• Challenge: Restate all of the entries exactly, dropping any pictures they hold.

• Records provided:
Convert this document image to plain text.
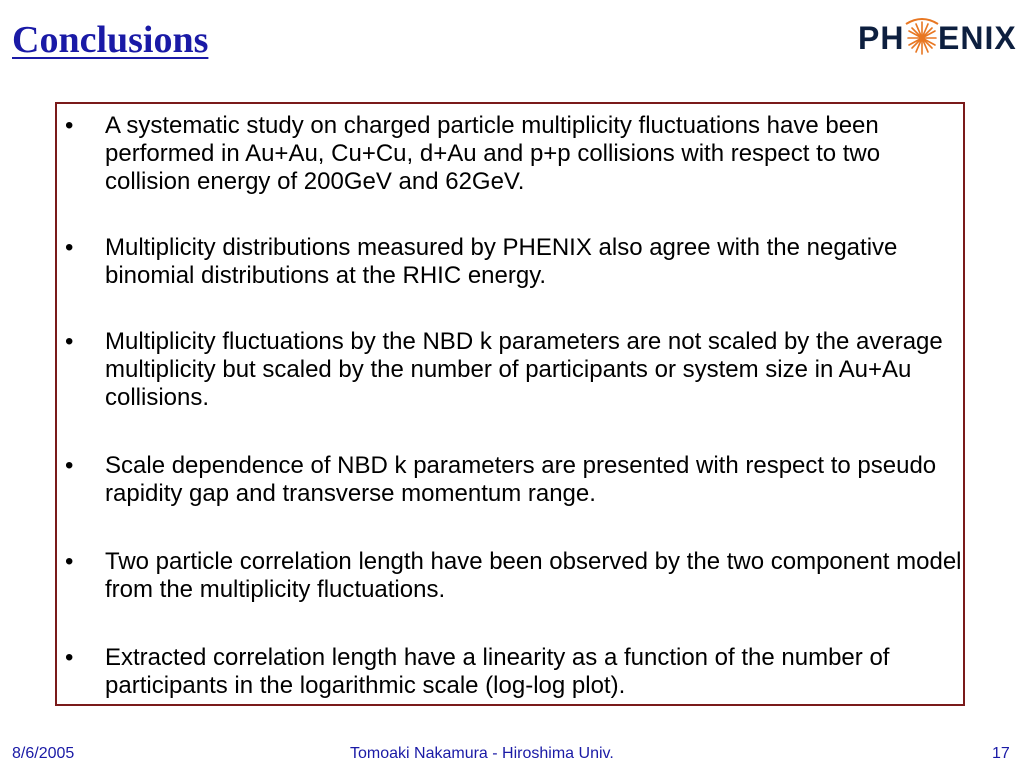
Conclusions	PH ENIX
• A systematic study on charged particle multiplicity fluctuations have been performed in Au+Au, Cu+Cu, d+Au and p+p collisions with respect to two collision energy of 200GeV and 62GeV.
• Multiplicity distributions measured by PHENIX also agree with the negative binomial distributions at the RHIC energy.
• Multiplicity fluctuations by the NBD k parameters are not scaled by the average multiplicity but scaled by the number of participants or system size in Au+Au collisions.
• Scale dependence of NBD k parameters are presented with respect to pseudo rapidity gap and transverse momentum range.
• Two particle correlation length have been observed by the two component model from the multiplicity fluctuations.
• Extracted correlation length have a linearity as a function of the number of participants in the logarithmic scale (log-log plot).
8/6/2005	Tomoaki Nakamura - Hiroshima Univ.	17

• Result:
Convert this document image to plain text.
Conclusions	PH ENIX
• A systematic study on charged particle multiplicity fluctuations have been performed in Au+Au, Cu+Cu, d+Au and p+p collisions with respect to two collision energy of 200GeV and 62GeV.
• Multiplicity distributions measured by PHENIX also agree with the negative binomial distributions at the RHIC energy.
• Multiplicity fluctuations by the NBD k parameters are not scaled by the average multiplicity but scaled by the number of participants or system size in Au+Au collisions.
• Scale dependence of NBD k parameters are presented with respect to pseudo rapidity gap and transverse momentum range.
• Two particle correlation length have been observed by the two component model from the multiplicity fluctuations.
• Extracted correlation length have a linearity as a function of the number of participants in the logarithmic scale (log-log plot).
8/6/2005	Tomoaki Nakamura - Hiroshima Univ.	17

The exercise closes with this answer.